--- Data entries ---
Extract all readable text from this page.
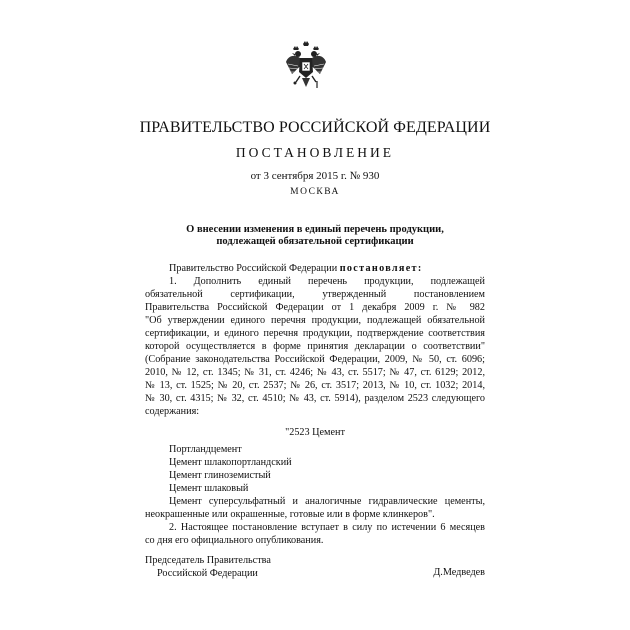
ПРАВИТЕЛЬСТВО РОССИЙСКОЙ ФЕДЕРАЦИИ
ПОСТАНОВЛЕНИЕ
от 3 сентября 2015 г. № 930
МОСКВА
О внесении изменения в единый перечень продукции,
подлежащей обязательной сертификации
Правительство Российской Федерации постановляет:
1. Дополнить единый перечень продукции, подлежащей
обязательной сертификации, утвержденный постановлением
Правительства Российской Федерации от 1 декабря 2009 г. № 982
"Об утверждении единого перечня продукции, подлежащей обязательной
сертификации, и единого перечня продукции, подтверждение соответствия
которой осуществляется в форме принятия декларации о соответствии"
(Собрание законодательства Российской Федерации, 2009, № 50, ст. 6096;
2010, № 12, ст. 1345; № 31, ст. 4246; № 43, ст. 5517; № 47, ст. 6129; 2012,
№ 13, ст. 1525; № 20, ст. 2537; № 26, ст. 3517; 2013, № 10, ст. 1032; 2014,
№ 30, ст. 4315; № 32, ст. 4510; № 43, ст. 5914), разделом 2523 следующего
содержания:
"2523 Цемент
Портландцемент
Цемент шлакопортландский
Цемент глиноземистый
Цемент шлаковый
Цемент суперсульфатный и аналогичные гидравлические цементы,
неокрашенные или окрашенные, готовые или в форме клинкеров".
2. Настоящее постановление вступает в силу по истечении 6 месяцев
со дня его официального опубликования.
Председатель Правительства
Российской Федерации	Д.Медведев
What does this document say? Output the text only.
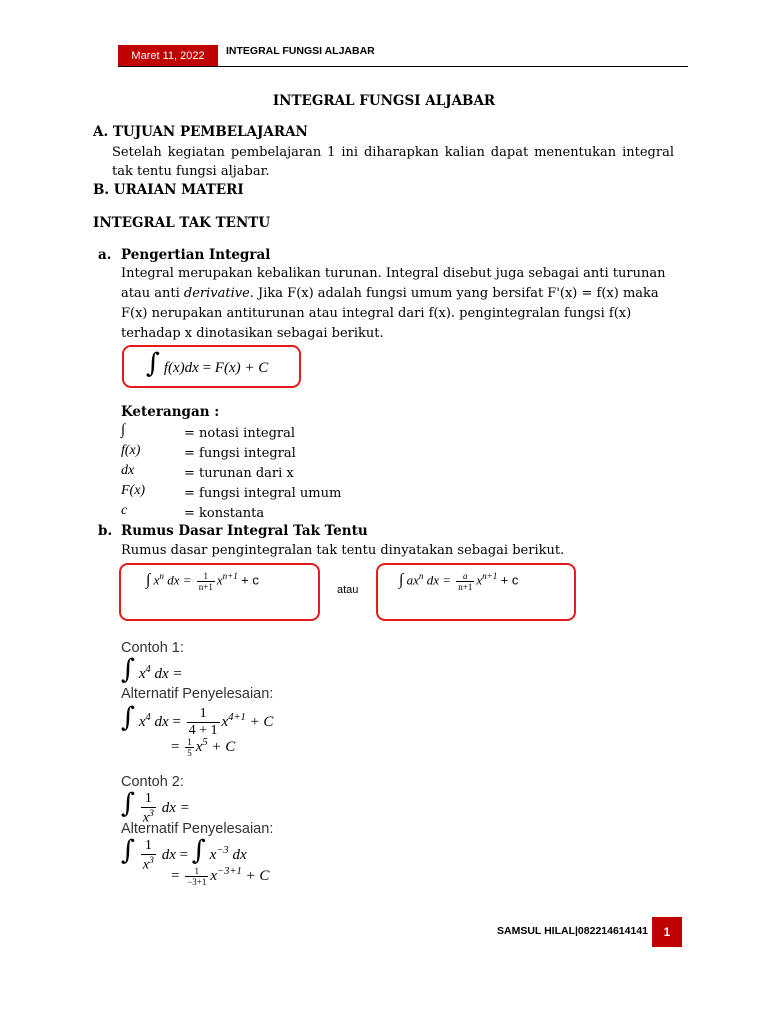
Maret 11, 2022	INTEGRAL FUNGSI ALJABAR
INTEGRAL FUNGSI ALJABAR
A. TUJUAN PEMBELAJARAN
Setelah kegiatan pembelajaran 1 ini diharapkan kalian dapat menentukan integral
tak tentu fungsi aljabar.
B. URAIAN MATERI
INTEGRAL TAK TENTU
a. Pengertian Integral
Integral merupakan kebalikan turunan. Integral disebut juga sebagai anti turunan
atau anti derivative. Jika F(x) adalah fungsi umum yang bersifat F'(x) = f(x) maka
F(x) nerupakan antiturunan atau integral dari f(x). pengintegralan fungsi f(x)
terhadap x dinotasikan sebagai berikut.
∫ f(x)dx = F(x) + C
Keterangan :
∫	= notasi integral
f(x)	= fungsi integral
dx	= turunan dari x
F(x)	= fungsi integral umum
c	= konstanta
b. Rumus Dasar Integral Tak Tentu
Rumus dasar pengintegralan tak tentu dinyatakan sebagai berikut.
∫ $x^n$ dx = $\frac{1}{n+1} x^{n+1} + c$
atau
∫ $ax^n$ dx = $\frac{a}{n+1} x^{n+1} + c$
Contoh 1:
∫ $x^4$ dx =
Alternatif Penyelesaian:
∫ $x^4$ dx = $\frac{1}{4 + 1} x^{4+1} + C$
= $\frac{1}{5} x^5 + C$
Contoh 2:
∫ $\frac{1}{x^3}$ dx =
Alternatif Penyelesaian:
∫ $\frac{1}{x^3}$ dx = ∫ $x^{-3}$ dx
= $\frac{1}{-3+1} x^{-3+1} + C$
SAMSUL HILAL|082214614141	1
---
Exercise aim = With the pictures omitted, reproduce the records in full and exactly.

Answer for this exercise =
Extract all readable text from this page.
ПРАВИТЕЛЬСТВО РОССИЙСКОЙ ФЕДЕРАЦИИ
ПОСТАНОВЛЕНИЕ
от 3 сентября 2015 г. № 930
МОСКВА
О внесении изменения в единый перечень продукции,
подлежащей обязательной сертификации
Правительство Российской Федерации постановляет:
1. Дополнить единый перечень продукции, подлежащей
обязательной сертификации, утвержденный постановлением
Правительства Российской Федерации от 1 декабря 2009 г. № 982
"Об утверждении единого перечня продукции, подлежащей обязательной
сертификации, и единого перечня продукции, подтверждение соответствия
которой осуществляется в форме принятия декларации о соответствии"
(Собрание законодательства Российской Федерации, 2009, № 50, ст. 6096;
2010, № 12, ст. 1345; № 31, ст. 4246; № 43, ст. 5517; № 47, ст. 6129; 2012,
№ 13, ст. 1525; № 20, ст. 2537; № 26, ст. 3517; 2013, № 10, ст. 1032; 2014,
№ 30, ст. 4315; № 32, ст. 4510; № 43, ст. 5914), разделом 2523 следующего
содержания:
"2523 Цемент
Портландцемент
Цемент шлакопортландский
Цемент глиноземистый
Цемент шлаковый
Цемент суперсульфатный и аналогичные гидравлические цементы,
неокрашенные или окрашенные, готовые или в форме клинкеров".
2. Настоящее постановление вступает в силу по истечении 6 месяцев
со дня его официального опубликования.
Председатель Правительства
Российской Федерации	Д.Медведев
What does this document say? Output the text only.
Maret 11, 2022	INTEGRAL FUNGSI ALJABAR
INTEGRAL FUNGSI ALJABAR
A. TUJUAN PEMBELAJARAN
Setelah kegiatan pembelajaran 1 ini diharapkan kalian dapat menentukan integral
tak tentu fungsi aljabar.
B. URAIAN MATERI
INTEGRAL TAK TENTU
a. Pengertian Integral
Integral merupakan kebalikan turunan. Integral disebut juga sebagai anti turunan
atau anti derivative. Jika F(x) adalah fungsi umum yang bersifat F'(x) = f(x) maka
F(x) nerupakan antiturunan atau integral dari f(x). pengintegralan fungsi f(x)
terhadap x dinotasikan sebagai berikut.
∫ f(x)dx = F(x) + C
Keterangan :
∫	= notasi integral
f(x)	= fungsi integral
dx	= turunan dari x
F(x)	= fungsi integral umum
c	= konstanta
b. Rumus Dasar Integral Tak Tentu
Rumus dasar pengintegralan tak tentu dinyatakan sebagai berikut.
∫ $x^n$ dx = $\frac{1}{n+1} x^{n+1} + c$
atau
∫ $ax^n$ dx = $\frac{a}{n+1} x^{n+1} + c$
Contoh 1:
∫ $x^4$ dx =
Alternatif Penyelesaian:
∫ $x^4$ dx = $\frac{1}{4 + 1} x^{4+1} + C$
= $\frac{1}{5} x^5 + C$
Contoh 2:
∫ $\frac{1}{x^3}$ dx =
Alternatif Penyelesaian:
∫ $\frac{1}{x^3}$ dx = ∫ $x^{-3}$ dx
= $\frac{1}{-3+1} x^{-3+1} + C$
SAMSUL HILAL|082214614141	1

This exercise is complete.